***** Material to process *****

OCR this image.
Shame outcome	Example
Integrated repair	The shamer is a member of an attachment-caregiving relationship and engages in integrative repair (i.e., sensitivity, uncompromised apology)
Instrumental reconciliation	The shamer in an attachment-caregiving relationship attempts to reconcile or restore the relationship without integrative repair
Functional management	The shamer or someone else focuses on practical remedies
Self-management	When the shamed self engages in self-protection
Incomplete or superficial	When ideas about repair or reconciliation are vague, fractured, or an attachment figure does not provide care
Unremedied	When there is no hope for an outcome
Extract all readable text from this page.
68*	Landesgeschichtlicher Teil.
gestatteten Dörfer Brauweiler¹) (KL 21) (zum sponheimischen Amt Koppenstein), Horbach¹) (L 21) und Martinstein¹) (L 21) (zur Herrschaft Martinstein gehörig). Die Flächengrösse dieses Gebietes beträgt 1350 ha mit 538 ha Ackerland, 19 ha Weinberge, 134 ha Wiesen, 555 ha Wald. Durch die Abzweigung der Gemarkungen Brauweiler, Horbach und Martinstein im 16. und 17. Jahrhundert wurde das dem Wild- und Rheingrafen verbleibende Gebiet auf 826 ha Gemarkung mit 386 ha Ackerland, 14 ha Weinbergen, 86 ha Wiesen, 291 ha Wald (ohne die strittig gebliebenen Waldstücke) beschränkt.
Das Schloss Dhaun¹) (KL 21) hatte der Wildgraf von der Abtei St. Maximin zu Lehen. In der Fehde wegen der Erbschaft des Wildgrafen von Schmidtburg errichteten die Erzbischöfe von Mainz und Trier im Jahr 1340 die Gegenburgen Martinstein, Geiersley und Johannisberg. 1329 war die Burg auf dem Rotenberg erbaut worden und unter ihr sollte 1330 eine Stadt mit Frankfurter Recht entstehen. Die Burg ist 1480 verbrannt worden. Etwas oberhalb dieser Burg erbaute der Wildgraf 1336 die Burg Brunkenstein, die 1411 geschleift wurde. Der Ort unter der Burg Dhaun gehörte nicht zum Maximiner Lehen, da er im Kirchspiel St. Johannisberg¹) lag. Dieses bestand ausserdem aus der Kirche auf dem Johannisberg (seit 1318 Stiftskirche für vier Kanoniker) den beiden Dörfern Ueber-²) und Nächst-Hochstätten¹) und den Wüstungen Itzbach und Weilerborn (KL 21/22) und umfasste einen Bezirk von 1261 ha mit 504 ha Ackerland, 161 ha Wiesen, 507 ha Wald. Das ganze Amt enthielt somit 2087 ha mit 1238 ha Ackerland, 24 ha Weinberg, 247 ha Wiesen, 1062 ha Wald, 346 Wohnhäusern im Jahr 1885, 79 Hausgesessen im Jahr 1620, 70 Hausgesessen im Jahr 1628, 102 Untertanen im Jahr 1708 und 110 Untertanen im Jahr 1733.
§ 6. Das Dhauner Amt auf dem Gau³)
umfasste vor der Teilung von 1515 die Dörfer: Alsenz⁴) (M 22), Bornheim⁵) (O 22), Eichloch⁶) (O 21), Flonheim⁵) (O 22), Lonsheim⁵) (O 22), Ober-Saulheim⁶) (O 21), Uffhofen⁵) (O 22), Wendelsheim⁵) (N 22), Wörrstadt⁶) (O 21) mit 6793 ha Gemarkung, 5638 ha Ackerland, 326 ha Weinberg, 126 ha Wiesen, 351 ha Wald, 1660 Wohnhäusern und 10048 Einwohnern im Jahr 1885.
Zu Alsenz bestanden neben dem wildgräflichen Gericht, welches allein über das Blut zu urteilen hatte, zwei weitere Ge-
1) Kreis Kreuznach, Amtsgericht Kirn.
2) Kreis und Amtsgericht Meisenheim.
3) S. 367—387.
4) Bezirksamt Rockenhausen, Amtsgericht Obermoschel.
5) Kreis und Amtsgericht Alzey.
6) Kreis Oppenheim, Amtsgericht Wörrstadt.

*****

Exercise objective. Give nothing but the number of lines containing the string "relationship".

The response. 2